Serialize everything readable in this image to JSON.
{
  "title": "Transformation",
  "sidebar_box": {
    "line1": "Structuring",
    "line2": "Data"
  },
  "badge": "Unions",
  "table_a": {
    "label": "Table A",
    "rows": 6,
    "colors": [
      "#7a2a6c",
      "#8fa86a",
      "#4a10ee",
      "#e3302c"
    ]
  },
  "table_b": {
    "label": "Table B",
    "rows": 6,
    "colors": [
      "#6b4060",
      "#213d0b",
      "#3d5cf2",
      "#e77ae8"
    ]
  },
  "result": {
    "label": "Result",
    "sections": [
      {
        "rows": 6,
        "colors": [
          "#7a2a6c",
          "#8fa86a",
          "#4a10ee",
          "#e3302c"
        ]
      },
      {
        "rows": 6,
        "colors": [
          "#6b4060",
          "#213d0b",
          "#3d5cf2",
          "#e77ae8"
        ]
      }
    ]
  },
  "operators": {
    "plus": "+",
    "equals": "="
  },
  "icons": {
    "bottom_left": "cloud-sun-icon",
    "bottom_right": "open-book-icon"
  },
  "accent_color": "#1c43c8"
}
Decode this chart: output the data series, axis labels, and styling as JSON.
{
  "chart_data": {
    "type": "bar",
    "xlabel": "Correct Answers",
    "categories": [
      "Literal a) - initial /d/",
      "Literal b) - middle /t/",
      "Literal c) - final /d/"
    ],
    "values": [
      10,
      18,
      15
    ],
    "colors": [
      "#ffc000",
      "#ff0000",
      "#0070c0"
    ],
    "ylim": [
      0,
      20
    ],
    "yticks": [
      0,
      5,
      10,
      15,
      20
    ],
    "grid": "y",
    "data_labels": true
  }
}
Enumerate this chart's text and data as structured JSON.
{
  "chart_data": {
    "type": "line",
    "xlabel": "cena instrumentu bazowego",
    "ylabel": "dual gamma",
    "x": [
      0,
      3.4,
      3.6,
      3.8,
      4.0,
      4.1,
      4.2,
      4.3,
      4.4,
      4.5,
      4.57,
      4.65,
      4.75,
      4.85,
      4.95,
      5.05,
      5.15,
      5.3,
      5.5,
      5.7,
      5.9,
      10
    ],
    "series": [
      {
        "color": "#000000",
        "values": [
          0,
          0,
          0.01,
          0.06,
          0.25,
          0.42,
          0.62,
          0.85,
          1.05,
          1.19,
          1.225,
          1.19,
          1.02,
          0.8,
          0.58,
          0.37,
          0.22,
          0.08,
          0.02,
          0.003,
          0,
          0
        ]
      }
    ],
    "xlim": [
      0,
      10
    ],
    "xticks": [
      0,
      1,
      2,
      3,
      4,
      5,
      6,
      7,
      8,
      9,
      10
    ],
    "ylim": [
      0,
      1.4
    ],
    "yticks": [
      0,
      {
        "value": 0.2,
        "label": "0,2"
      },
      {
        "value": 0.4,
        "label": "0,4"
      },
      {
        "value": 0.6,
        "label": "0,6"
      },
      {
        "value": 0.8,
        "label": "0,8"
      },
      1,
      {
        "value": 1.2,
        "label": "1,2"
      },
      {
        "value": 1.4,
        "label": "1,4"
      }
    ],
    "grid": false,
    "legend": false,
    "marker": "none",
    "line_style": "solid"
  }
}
▬▬▬▬▬▬
### What you are asked to do
For the listing above, identify each line bearing "this".

### Result of the task
Serialize everything readable in this image to JSON.
Decode this chart: output the data series, axis labels, and styling as JSON.
Enumerate this chart's text and data as structured JSON.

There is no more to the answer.